'''

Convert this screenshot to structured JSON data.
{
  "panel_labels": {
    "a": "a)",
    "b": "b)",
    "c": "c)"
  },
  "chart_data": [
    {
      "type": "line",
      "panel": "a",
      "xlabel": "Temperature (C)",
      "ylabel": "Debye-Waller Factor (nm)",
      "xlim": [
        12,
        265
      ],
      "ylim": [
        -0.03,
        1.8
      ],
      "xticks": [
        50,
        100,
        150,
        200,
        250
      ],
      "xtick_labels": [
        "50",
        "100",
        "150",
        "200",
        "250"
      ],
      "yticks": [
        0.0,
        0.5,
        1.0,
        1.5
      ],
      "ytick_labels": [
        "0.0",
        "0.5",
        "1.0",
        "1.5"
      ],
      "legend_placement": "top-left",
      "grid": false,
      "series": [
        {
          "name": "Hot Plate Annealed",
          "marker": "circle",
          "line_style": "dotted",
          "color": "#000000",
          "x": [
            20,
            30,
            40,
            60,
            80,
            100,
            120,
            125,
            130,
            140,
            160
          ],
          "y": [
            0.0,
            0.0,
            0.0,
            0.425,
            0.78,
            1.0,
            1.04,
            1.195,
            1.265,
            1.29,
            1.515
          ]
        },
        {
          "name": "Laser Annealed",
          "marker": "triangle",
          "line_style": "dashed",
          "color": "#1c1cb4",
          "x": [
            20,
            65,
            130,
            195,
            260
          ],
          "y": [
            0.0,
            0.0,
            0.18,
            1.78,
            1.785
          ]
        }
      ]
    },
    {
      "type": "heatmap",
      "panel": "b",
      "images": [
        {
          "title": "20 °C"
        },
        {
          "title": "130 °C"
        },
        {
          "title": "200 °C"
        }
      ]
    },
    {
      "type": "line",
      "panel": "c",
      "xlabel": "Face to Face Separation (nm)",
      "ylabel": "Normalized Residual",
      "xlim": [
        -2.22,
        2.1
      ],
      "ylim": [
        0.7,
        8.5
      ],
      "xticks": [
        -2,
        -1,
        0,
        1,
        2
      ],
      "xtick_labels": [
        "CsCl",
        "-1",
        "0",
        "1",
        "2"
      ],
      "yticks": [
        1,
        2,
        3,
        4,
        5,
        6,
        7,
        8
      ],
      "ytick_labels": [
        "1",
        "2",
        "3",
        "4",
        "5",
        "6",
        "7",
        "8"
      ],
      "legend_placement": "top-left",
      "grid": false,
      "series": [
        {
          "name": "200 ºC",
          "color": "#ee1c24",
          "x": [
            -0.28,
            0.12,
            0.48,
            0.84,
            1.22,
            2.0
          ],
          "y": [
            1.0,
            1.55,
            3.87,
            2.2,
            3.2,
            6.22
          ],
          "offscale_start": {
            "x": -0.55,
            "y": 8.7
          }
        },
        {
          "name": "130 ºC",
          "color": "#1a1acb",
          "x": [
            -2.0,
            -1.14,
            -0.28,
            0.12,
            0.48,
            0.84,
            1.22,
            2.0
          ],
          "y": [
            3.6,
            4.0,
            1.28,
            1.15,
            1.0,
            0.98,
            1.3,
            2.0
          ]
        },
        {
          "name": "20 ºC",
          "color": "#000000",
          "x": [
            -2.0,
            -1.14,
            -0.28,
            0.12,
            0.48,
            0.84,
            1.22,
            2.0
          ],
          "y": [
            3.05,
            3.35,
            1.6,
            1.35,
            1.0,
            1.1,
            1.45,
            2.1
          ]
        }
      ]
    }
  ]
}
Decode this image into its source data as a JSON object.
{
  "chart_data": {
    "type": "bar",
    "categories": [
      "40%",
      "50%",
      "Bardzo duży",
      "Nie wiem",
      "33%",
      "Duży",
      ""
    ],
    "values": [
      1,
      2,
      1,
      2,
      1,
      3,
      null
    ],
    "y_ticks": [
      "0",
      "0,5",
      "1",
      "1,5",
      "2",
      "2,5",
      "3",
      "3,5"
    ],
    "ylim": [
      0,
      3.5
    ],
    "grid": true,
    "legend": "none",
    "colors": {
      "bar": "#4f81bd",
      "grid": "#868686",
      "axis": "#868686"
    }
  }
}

'''

Written task: In the material above, how many lines hold the word "this"? Say only the number.

The answer: 2